» **SUPPLIED RECORDS**

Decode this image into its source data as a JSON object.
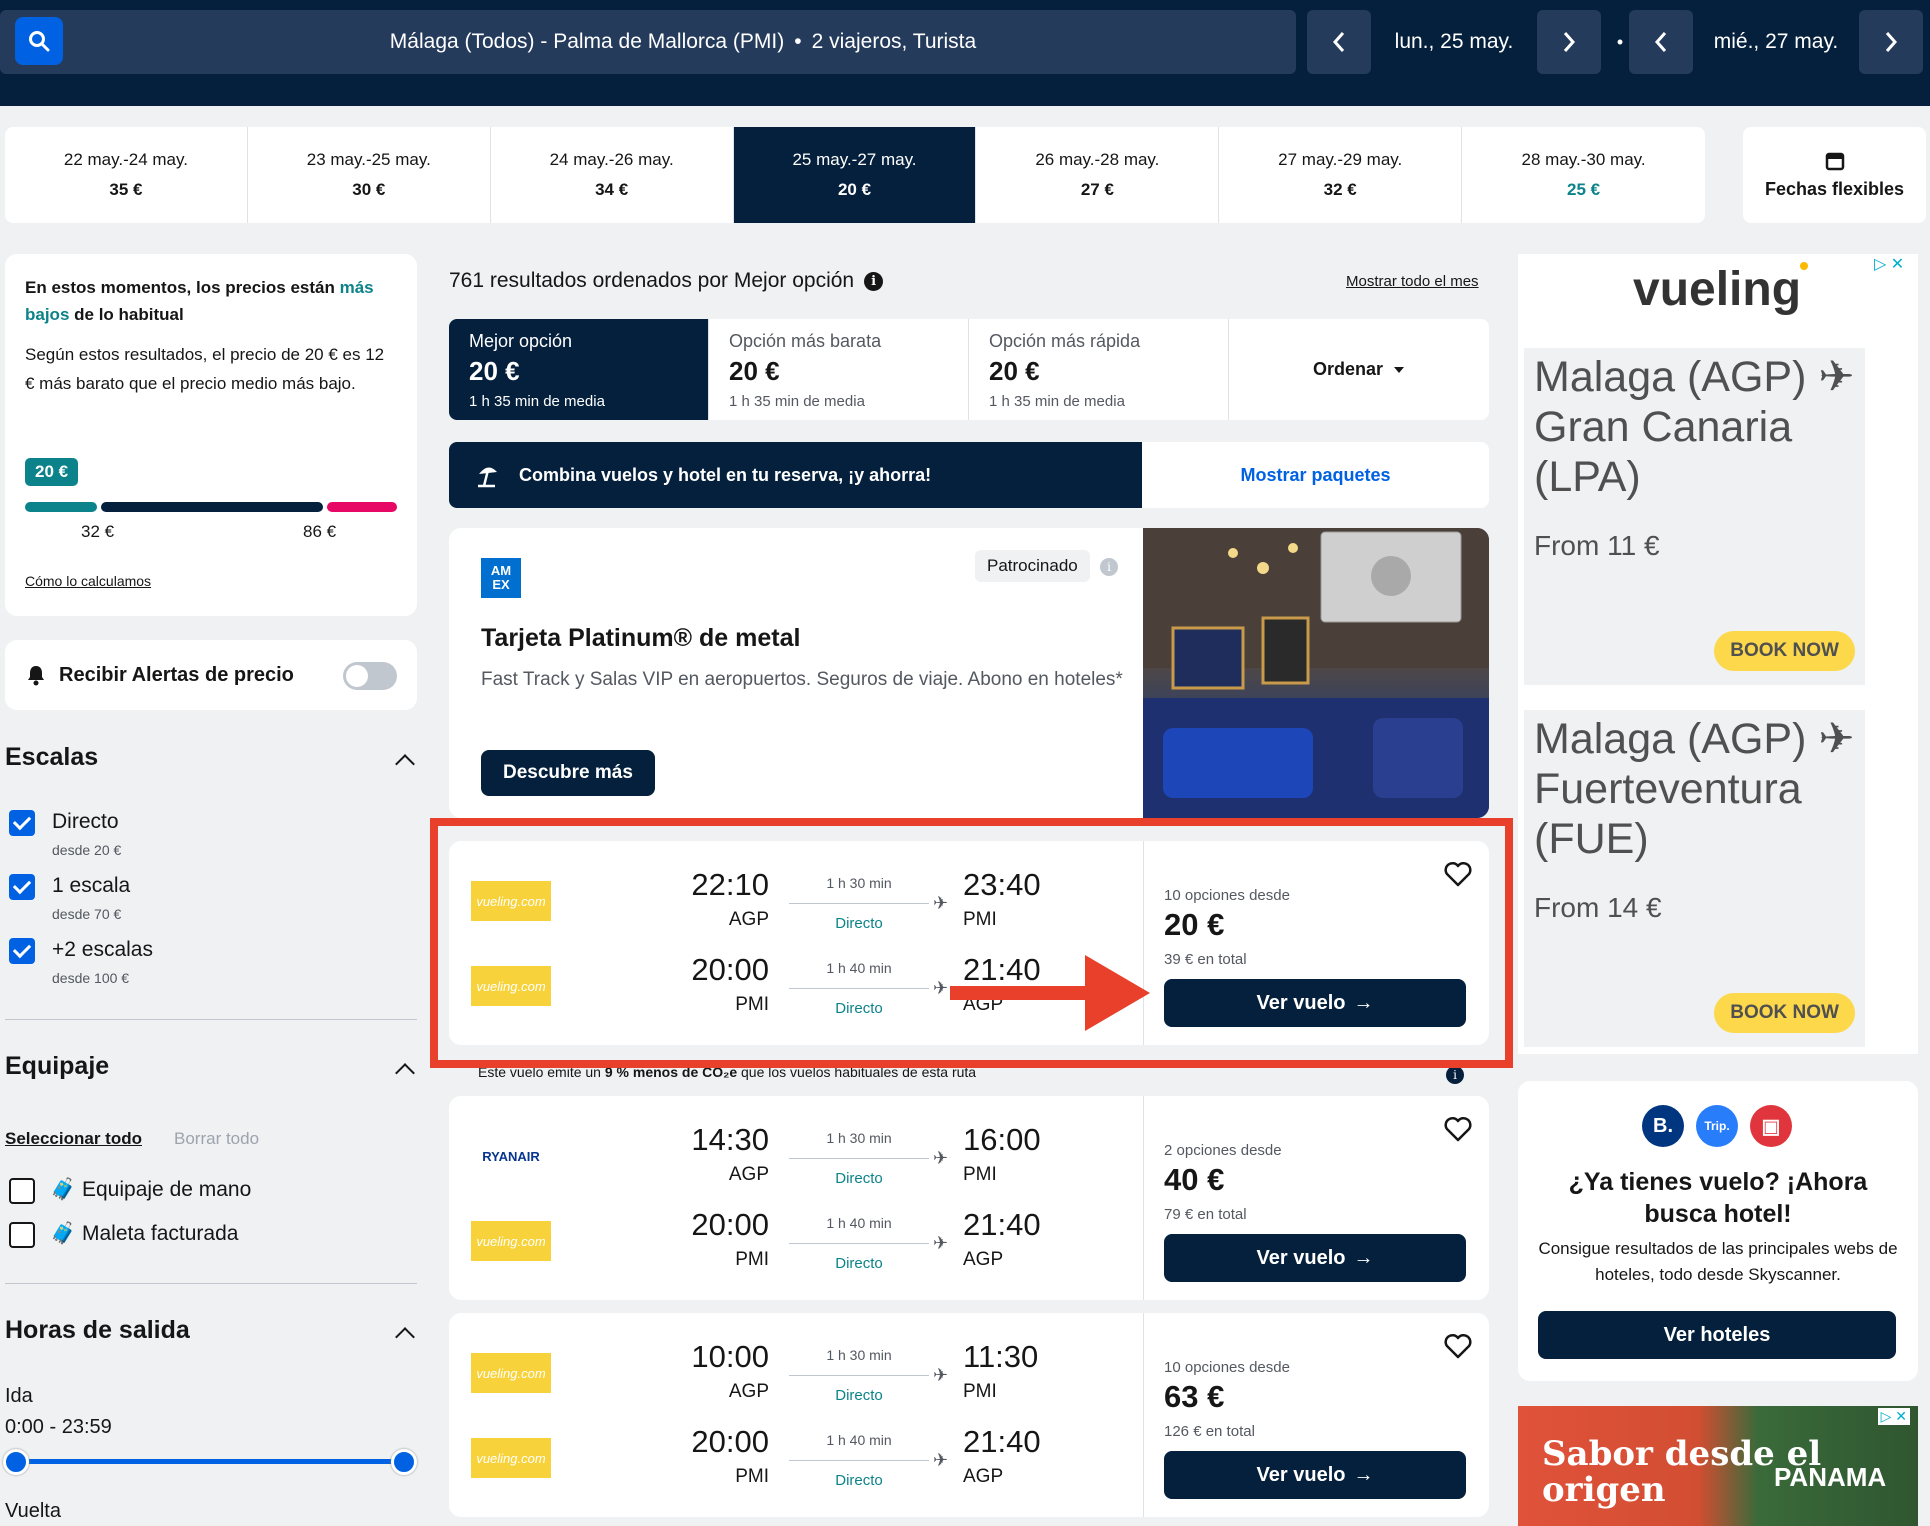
{
  "search": {
    "route": "Málaga (Todos) - Palma de Mallorca (PMI)",
    "separator": "•",
    "travellers": "2 viajeros, Turista",
    "depart_date": "lun., 25 may.",
    "return_date": "mié., 27 may.",
    "date_separator": "•"
  },
  "date_strip": [
    {
      "range": "22 may.-24 may.",
      "price": "35 €"
    },
    {
      "range": "23 may.-25 may.",
      "price": "30 €"
    },
    {
      "range": "24 may.-26 may.",
      "price": "34 €"
    },
    {
      "range": "25 may.-27 may.",
      "price": "20 €",
      "selected": true
    },
    {
      "range": "26 may.-28 may.",
      "price": "27 €"
    },
    {
      "range": "27 may.-29 may.",
      "price": "32 €"
    },
    {
      "range": "28 may.-30 may.",
      "price": "25 €",
      "lowest": true
    }
  ],
  "flexible_dates": "Fechas flexibles",
  "price_insight": {
    "head_1": "En estos momentos, los precios están ",
    "head_hl_1": "más",
    "head_hl_2": "bajos",
    "head_2": " de lo habitual",
    "body": "Según estos resultados, el precio de 20 € es 12 € más barato que el precio medio más bajo.",
    "badge": "20 €",
    "low_label": "32 €",
    "high_label": "86 €",
    "how_link": "Cómo lo calculamos"
  },
  "alerts": {
    "label": "Recibir Alertas de precio",
    "enabled": false
  },
  "filters": {
    "stops": {
      "title": "Escalas",
      "options": [
        {
          "label": "Directo",
          "sub": "desde 20 €",
          "checked": true
        },
        {
          "label": "1 escala",
          "sub": "desde 70 €",
          "checked": true
        },
        {
          "label": "+2 escalas",
          "sub": "desde 100 €",
          "checked": true
        }
      ]
    },
    "baggage": {
      "title": "Equipaje",
      "select_all": "Seleccionar todo",
      "clear_all": "Borrar todo",
      "options": [
        {
          "label": "Equipaje de mano",
          "checked": false
        },
        {
          "label": "Maleta facturada",
          "checked": false
        }
      ]
    },
    "departure": {
      "title": "Horas de salida",
      "outbound_label": "Ida",
      "outbound_range": "0:00 - 23:59",
      "return_label": "Vuelta"
    }
  },
  "results": {
    "count_text": "761 resultados ordenados por Mejor opción",
    "month_link": "Mostrar todo el mes",
    "sort_tabs": [
      {
        "label": "Mejor opción",
        "price": "20 €",
        "time": "1 h 35 min de media",
        "active": true
      },
      {
        "label": "Opción más barata",
        "price": "20 €",
        "time": "1 h 35 min de media"
      },
      {
        "label": "Opción más rápida",
        "price": "20 €",
        "time": "1 h 35 min de media"
      }
    ],
    "sort_button": "Ordenar"
  },
  "combo": {
    "text": "Combina vuelos y hotel en tu reserva, ¡y ahorra!",
    "link": "Mostrar paquetes"
  },
  "amex_ad": {
    "logo": "AM EX",
    "sponsored": "Patrocinado",
    "title": "Tarjeta Platinum® de metal",
    "desc": "Fast Track y Salas VIP en aeropuertos. Seguros de viaje. Abono en hoteles*",
    "cta": "Descubre más"
  },
  "flights": [
    {
      "legs": [
        {
          "airline": "vueling.com",
          "dep_time": "22:10",
          "dep_airport": "AGP",
          "duration": "1 h 30 min",
          "stops": "Directo",
          "arr_time": "23:40",
          "arr_airport": "PMI"
        },
        {
          "airline": "vueling.com",
          "dep_time": "20:00",
          "dep_airport": "PMI",
          "duration": "1 h 40 min",
          "stops": "Directo",
          "arr_time": "21:40",
          "arr_airport": "AGP"
        }
      ],
      "options": "10 opciones desde",
      "price": "20 €",
      "total": "39 € en total",
      "cta": "Ver vuelo"
    },
    {
      "legs": [
        {
          "airline": "RYANAIR",
          "dep_time": "14:30",
          "dep_airport": "AGP",
          "duration": "1 h 30 min",
          "stops": "Directo",
          "arr_time": "16:00",
          "arr_airport": "PMI"
        },
        {
          "airline": "vueling.com",
          "dep_time": "20:00",
          "dep_airport": "PMI",
          "duration": "1 h 40 min",
          "stops": "Directo",
          "arr_time": "21:40",
          "arr_airport": "AGP"
        }
      ],
      "options": "2 opciones desde",
      "price": "40 €",
      "total": "79 € en total",
      "cta": "Ver vuelo"
    },
    {
      "legs": [
        {
          "airline": "vueling.com",
          "dep_time": "10:00",
          "dep_airport": "AGP",
          "duration": "1 h 30 min",
          "stops": "Directo",
          "arr_time": "11:30",
          "arr_airport": "PMI"
        },
        {
          "airline": "vueling.com",
          "dep_time": "20:00",
          "dep_airport": "PMI",
          "duration": "1 h 40 min",
          "stops": "Directo",
          "arr_time": "21:40",
          "arr_airport": "AGP"
        }
      ],
      "options": "10 opciones desde",
      "price": "63 €",
      "total": "126 € en total",
      "cta": "Ver vuelo"
    }
  ],
  "co2_note": {
    "pre": "Este vuelo emite un ",
    "bold": "9 % menos de CO₂e",
    "post": " que los vuelos habituales de esta ruta"
  },
  "vueling_ad": {
    "logo": "vueling",
    "offers": [
      {
        "route": "Malaga (AGP) ✈ Gran Canaria (LPA)",
        "from": "From 11 €",
        "cta": "BOOK NOW"
      },
      {
        "route": "Malaga (AGP) ✈ Fuerteventura (FUE)",
        "from": "From 14 €",
        "cta": "BOOK NOW"
      }
    ]
  },
  "hotel_promo": {
    "logos": [
      "B.",
      "Trip.",
      "▣"
    ],
    "title": "¿Ya tienes vuelo? ¡Ahora busca hotel!",
    "sub": "Consigue resultados de las principales webs de hoteles, todo desde Skyscanner.",
    "cta": "Ver hoteles"
  },
  "panama_ad": {
    "title": "Sabor desde el origen",
    "brand": "PANAMA"
  },
  "colors": {
    "navy": "#05203c",
    "blue": "#0062e3",
    "teal": "#0c838a",
    "highlight": "#e8402a"
  }
}
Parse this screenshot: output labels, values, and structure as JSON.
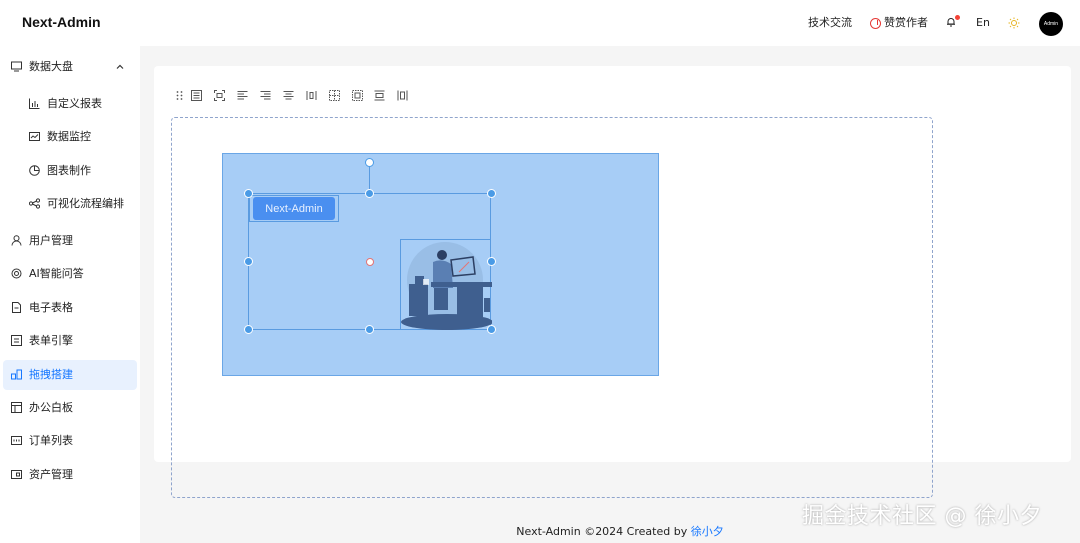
{
  "header": {
    "logo": "Next-Admin",
    "tech_exchange": "技术交流",
    "reward_author": "赞赏作者",
    "language": "En",
    "avatar_text": "Admin"
  },
  "sidebar": {
    "group_label": "数据大盘",
    "sub_items": [
      {
        "label": "自定义报表",
        "icon": "bar-chart-icon"
      },
      {
        "label": "数据监控",
        "icon": "monitor-line-icon"
      },
      {
        "label": "图表制作",
        "icon": "pie-chart-icon"
      },
      {
        "label": "可视化流程编排",
        "icon": "flow-icon"
      }
    ],
    "items": [
      {
        "label": "用户管理",
        "icon": "user-icon"
      },
      {
        "label": "AI智能问答",
        "icon": "ai-icon"
      },
      {
        "label": "电子表格",
        "icon": "file-icon"
      },
      {
        "label": "表单引擎",
        "icon": "form-icon"
      },
      {
        "label": "拖拽搭建",
        "icon": "drag-build-icon"
      },
      {
        "label": "办公白板",
        "icon": "whiteboard-icon"
      },
      {
        "label": "订单列表",
        "icon": "order-icon"
      },
      {
        "label": "资产管理",
        "icon": "asset-icon"
      }
    ],
    "active_label": "拖拽搭建",
    "accent_color": "#1677ff"
  },
  "editor": {
    "button_label": "Next-Admin",
    "toolbar_icons": [
      "drag-handle-icon",
      "align-top-icon",
      "align-center-icon",
      "align-left-icon",
      "align-right-icon",
      "align-middle-icon",
      "distribute-h-icon",
      "grid-icon",
      "group-icon",
      "align-bottom-icon",
      "distribute-v-icon"
    ]
  },
  "footer": {
    "text": "Next-Admin ©2024 Created by ",
    "author": "徐小夕"
  },
  "watermark": "掘金技术社区 @ 徐小夕"
}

» **WHAT THE TASK ASKS**
Gather from the entries above all lines that include the string "route".

» **SOLVED PROBLEM**
    "route": "Málaga (Todos) - Palma de Mallorca (PMI)",
        "route": "Malaga (AGP) ✈ Gran Canaria (LPA)",
        "route": "Malaga (AGP) ✈ Fuerteventura (FUE)",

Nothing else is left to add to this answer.